**WHAT IS NEEDED**
Write the material out again, line by line, exactly as it is.

[Figure record extracts]
:::::

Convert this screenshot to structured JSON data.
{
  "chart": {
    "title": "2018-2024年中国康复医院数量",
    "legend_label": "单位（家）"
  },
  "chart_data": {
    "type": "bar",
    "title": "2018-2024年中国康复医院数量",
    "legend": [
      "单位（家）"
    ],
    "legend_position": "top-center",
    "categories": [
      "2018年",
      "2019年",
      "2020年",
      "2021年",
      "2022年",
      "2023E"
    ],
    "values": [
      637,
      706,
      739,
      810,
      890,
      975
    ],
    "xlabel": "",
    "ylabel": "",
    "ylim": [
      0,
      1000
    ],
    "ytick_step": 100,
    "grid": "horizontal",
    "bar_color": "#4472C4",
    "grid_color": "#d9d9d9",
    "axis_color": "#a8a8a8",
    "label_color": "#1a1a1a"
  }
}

:::::

**FINAL RESULT**
Convert this screenshot to structured JSON data.
{
  "chart": {
    "title": "2018-2024年中国康复医院数量",
    "legend_label": "单位（家）"
  },
  "chart_data": {
    "type": "bar",
    "title": "2018-2024年中国康复医院数量",
    "legend": [
      "单位（家）"
    ],
    "legend_position": "top-center",
    "categories": [
      "2018年",
      "2019年",
      "2020年",
      "2021年",
      "2022年",
      "2023E"
    ],
    "values": [
      637,
      706,
      739,
      810,
      890,
      975
    ],
    "xlabel": "",
    "ylabel": "",
    "ylim": [
      0,
      1000
    ],
    "ytick_step": 100,
    "grid": "horizontal",
    "bar_color": "#4472C4",
    "grid_color": "#d9d9d9",
    "axis_color": "#a8a8a8",
    "label_color": "#1a1a1a"
  }
}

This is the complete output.